** begin **

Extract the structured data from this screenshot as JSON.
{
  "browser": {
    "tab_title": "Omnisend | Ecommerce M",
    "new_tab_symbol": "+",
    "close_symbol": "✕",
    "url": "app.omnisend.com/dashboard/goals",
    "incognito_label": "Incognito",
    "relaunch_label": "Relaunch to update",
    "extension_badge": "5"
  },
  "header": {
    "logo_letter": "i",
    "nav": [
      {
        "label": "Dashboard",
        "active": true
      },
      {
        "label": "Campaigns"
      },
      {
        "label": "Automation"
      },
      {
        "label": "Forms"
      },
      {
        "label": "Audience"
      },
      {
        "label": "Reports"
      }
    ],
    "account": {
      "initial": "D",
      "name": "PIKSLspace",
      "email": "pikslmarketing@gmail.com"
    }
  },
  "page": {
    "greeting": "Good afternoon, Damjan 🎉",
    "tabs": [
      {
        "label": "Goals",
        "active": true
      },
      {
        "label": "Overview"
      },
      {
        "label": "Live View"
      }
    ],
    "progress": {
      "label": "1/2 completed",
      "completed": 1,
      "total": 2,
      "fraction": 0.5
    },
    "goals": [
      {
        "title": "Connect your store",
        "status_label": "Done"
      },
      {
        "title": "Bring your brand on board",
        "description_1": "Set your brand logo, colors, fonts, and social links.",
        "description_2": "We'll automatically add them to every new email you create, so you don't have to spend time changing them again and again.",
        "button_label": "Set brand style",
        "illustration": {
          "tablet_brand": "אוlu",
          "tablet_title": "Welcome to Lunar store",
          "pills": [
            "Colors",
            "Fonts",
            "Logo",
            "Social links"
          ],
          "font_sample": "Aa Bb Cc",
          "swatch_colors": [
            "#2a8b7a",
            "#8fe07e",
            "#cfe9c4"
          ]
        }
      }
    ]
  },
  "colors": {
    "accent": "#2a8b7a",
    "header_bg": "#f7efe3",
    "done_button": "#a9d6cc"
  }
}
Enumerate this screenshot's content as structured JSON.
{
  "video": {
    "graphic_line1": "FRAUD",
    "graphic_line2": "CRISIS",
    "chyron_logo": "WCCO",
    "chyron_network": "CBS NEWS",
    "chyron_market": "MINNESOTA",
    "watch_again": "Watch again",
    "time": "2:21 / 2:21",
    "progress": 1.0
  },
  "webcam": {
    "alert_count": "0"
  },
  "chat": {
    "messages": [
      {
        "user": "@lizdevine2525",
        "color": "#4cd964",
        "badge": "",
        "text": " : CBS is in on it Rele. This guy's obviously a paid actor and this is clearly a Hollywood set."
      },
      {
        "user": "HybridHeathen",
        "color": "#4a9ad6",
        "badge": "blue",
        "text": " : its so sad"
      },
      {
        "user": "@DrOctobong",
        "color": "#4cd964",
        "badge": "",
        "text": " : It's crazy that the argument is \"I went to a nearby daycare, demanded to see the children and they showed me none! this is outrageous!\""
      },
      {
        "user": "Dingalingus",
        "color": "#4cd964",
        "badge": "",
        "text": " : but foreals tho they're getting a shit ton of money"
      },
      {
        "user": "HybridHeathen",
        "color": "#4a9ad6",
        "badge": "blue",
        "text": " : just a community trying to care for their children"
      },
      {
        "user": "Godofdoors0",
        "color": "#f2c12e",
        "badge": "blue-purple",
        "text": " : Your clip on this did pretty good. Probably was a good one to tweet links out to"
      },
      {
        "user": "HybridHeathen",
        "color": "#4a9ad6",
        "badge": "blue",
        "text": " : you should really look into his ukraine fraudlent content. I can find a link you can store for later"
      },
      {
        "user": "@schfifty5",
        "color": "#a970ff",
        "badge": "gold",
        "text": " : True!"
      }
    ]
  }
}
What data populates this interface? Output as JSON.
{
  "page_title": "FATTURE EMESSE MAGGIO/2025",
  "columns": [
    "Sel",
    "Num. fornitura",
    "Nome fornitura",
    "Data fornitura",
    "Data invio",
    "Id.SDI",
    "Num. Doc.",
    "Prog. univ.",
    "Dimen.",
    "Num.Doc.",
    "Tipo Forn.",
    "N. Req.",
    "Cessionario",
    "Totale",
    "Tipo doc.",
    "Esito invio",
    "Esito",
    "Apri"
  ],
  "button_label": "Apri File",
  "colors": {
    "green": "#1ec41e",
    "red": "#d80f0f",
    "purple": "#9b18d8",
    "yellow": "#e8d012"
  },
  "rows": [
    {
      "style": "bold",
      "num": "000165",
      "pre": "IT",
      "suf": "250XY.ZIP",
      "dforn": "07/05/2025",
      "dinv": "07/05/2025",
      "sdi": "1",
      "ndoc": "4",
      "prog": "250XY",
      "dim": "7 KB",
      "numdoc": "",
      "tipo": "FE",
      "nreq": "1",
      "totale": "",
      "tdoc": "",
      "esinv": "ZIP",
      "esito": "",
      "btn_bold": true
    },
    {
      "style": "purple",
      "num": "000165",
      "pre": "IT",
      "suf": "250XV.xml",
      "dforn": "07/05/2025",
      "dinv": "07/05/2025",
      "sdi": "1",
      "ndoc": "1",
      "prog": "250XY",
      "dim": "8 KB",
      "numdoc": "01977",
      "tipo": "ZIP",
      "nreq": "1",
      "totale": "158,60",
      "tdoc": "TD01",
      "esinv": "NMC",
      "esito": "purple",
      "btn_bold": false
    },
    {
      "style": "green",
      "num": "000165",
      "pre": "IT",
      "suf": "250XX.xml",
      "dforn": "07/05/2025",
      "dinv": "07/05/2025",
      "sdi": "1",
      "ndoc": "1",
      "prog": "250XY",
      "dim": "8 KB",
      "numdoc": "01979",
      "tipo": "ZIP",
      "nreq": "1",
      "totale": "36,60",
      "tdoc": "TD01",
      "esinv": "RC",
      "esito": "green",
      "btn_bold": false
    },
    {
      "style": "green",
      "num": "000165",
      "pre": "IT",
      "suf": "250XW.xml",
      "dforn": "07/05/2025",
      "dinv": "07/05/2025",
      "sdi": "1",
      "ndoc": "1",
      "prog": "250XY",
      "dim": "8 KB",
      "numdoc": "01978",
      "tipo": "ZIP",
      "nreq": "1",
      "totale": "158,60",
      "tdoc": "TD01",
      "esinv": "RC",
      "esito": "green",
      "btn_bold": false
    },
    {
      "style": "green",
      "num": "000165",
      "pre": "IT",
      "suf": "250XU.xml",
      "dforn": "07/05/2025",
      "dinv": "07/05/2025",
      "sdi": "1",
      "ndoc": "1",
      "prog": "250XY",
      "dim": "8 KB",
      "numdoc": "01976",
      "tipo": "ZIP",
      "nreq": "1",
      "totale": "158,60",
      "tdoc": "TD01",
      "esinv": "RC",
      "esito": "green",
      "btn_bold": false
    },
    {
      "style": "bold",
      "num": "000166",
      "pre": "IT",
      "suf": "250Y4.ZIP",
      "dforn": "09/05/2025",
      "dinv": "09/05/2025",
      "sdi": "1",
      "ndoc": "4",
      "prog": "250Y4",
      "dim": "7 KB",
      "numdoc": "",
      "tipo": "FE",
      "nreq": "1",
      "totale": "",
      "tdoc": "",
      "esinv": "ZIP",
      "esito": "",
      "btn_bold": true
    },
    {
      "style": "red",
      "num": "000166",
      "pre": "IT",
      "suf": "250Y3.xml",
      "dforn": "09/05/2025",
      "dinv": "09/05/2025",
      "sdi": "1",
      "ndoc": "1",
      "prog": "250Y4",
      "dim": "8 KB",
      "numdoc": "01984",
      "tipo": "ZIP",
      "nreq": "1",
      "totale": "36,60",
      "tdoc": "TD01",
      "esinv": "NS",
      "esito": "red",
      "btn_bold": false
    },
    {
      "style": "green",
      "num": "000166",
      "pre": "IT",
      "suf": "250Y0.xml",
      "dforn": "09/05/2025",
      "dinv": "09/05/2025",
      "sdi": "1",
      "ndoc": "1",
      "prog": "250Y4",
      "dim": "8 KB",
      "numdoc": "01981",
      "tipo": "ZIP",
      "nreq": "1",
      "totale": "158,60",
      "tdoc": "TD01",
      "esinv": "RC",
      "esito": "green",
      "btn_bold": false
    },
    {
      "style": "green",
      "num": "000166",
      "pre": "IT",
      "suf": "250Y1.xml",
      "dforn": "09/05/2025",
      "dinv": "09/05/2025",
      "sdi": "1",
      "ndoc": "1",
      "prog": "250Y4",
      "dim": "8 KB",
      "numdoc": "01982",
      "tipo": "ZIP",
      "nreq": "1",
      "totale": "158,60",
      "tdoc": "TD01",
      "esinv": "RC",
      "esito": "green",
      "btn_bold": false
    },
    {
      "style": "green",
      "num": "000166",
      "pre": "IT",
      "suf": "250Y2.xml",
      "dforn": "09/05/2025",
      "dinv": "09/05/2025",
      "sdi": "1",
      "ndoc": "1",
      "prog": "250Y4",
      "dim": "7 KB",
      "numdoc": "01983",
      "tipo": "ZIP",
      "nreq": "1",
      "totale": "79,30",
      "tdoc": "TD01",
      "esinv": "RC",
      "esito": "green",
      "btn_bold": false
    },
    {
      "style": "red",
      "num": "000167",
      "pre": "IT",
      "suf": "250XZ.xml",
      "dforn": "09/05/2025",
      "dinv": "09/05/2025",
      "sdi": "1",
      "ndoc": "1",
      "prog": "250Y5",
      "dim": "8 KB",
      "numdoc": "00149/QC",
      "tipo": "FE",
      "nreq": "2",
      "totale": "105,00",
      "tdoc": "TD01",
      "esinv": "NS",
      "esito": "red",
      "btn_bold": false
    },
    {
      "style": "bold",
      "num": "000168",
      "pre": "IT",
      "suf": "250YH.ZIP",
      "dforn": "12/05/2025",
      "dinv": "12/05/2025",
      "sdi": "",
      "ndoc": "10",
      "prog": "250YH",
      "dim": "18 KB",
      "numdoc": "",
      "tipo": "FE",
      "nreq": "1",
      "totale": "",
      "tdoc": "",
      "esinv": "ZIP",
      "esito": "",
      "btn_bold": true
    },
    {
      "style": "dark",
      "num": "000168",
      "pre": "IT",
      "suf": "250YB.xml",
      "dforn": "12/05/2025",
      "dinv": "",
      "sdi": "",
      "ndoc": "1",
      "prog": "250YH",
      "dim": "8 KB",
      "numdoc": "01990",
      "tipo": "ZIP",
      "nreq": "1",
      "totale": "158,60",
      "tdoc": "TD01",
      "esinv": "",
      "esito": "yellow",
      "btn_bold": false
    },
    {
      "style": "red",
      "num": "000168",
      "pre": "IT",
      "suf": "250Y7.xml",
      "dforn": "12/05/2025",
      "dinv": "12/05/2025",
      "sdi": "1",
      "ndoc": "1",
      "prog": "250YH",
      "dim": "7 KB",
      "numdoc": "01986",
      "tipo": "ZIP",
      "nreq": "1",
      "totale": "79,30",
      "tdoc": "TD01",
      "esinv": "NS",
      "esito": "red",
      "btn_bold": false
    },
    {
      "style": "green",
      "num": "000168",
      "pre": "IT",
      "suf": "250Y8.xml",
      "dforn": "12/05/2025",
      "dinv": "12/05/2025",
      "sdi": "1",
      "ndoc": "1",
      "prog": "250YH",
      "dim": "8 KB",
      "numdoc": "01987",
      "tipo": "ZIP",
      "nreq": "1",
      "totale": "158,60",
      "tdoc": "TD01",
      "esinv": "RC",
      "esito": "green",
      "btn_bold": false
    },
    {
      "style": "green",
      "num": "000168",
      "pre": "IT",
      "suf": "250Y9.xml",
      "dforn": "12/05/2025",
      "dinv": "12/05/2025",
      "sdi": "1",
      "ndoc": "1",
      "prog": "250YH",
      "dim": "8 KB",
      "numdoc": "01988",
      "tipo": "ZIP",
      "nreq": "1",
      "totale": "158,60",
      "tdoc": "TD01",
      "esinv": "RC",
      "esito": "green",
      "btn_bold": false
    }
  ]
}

** end **

* _What to do_
Look through the entries above; copy each line where the string "links" appears.

* _Written response_
        "description_1": "Set your brand logo, colors, fonts, and social links.",
            "Social links"
        "text": " : Your clip on this did pretty good. Probably was a good one to tweet links out to"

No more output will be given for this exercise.